Given request
Go through the lines below. Copy those with "critical".

────────────────────

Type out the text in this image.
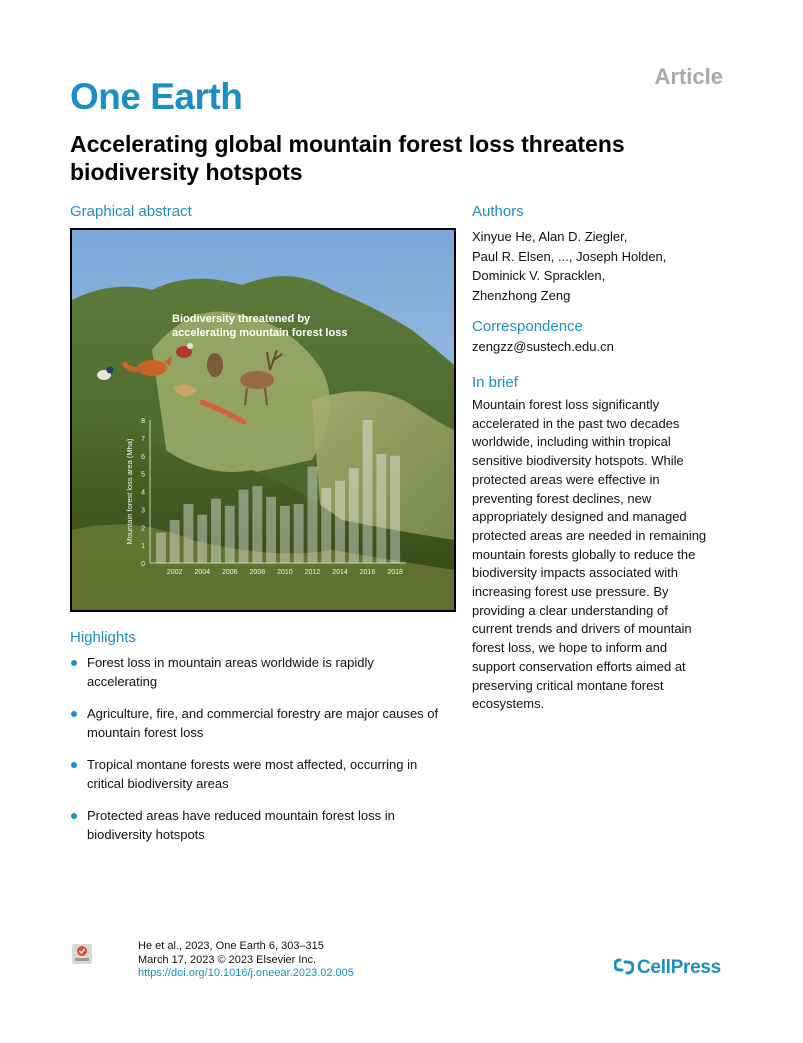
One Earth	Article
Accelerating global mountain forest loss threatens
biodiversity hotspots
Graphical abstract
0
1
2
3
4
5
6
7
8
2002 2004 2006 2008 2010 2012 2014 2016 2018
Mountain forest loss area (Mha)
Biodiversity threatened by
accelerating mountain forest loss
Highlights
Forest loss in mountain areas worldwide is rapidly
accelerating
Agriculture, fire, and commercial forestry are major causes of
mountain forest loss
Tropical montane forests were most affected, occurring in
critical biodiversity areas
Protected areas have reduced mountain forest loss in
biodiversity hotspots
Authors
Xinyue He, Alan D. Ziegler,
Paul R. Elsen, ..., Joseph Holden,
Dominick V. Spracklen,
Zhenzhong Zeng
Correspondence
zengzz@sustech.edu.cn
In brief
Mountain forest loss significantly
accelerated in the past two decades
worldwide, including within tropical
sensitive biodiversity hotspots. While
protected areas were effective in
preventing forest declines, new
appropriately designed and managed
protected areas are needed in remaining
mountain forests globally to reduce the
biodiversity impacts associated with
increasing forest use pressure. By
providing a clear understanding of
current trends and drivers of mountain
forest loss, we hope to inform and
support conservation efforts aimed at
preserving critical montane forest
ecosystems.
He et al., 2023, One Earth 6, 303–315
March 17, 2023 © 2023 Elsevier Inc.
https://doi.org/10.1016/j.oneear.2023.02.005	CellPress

────────────────────

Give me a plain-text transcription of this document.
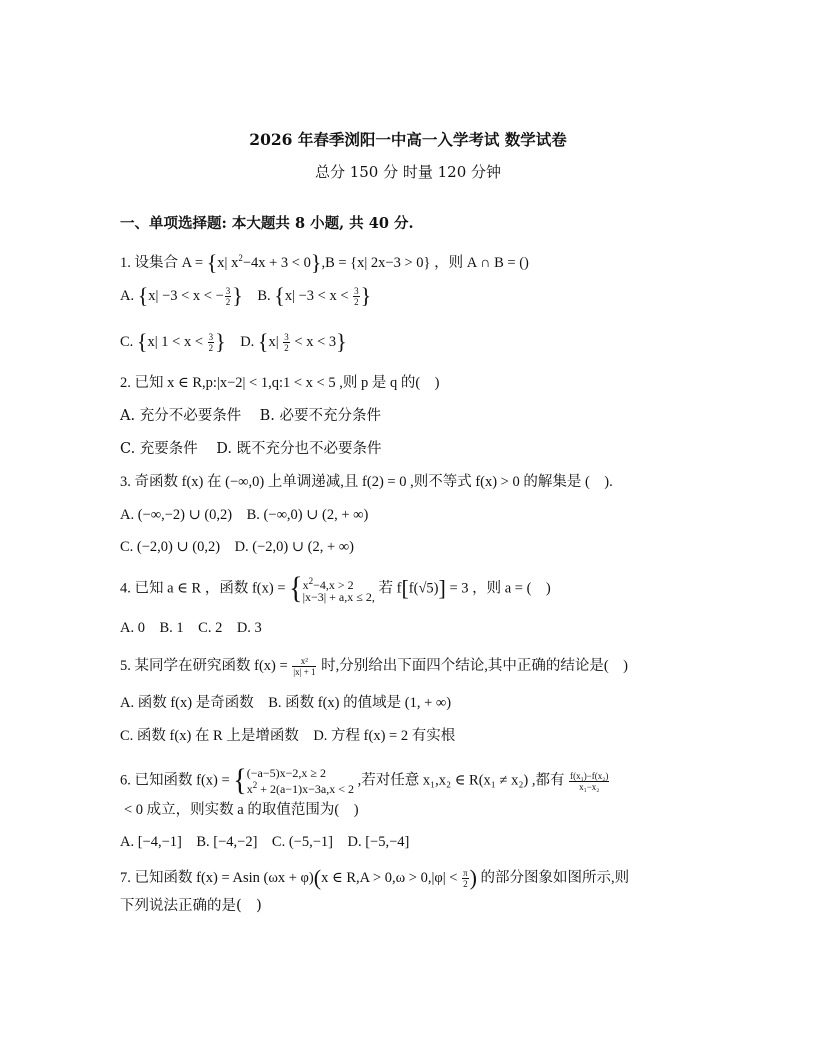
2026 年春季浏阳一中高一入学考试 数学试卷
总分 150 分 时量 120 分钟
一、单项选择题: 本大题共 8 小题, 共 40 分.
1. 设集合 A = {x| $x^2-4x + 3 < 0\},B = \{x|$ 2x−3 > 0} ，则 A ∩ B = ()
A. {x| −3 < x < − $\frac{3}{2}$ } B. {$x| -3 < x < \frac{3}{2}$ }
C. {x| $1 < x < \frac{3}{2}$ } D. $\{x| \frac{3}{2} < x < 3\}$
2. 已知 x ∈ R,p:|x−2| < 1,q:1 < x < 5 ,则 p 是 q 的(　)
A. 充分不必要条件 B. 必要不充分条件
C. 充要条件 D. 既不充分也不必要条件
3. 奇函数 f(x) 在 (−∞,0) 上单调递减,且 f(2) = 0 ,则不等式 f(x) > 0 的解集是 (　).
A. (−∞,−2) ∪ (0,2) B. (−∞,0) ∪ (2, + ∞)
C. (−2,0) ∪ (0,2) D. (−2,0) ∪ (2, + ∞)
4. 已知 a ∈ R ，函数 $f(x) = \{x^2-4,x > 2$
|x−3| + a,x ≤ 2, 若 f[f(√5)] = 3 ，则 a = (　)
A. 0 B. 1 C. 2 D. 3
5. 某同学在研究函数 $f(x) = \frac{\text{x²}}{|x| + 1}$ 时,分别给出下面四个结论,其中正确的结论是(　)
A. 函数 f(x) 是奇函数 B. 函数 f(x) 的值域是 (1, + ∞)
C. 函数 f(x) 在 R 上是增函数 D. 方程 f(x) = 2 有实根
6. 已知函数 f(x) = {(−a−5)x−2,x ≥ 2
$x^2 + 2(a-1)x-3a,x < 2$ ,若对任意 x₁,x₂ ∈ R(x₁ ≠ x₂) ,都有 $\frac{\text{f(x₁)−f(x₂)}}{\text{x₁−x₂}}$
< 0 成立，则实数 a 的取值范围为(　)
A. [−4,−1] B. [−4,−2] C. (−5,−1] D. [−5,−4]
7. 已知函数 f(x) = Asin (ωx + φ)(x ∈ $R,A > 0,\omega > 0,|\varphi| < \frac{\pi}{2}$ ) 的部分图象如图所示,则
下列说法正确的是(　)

────────────────────

Solved problem
critical biodiversity areas
preserving critical montane forest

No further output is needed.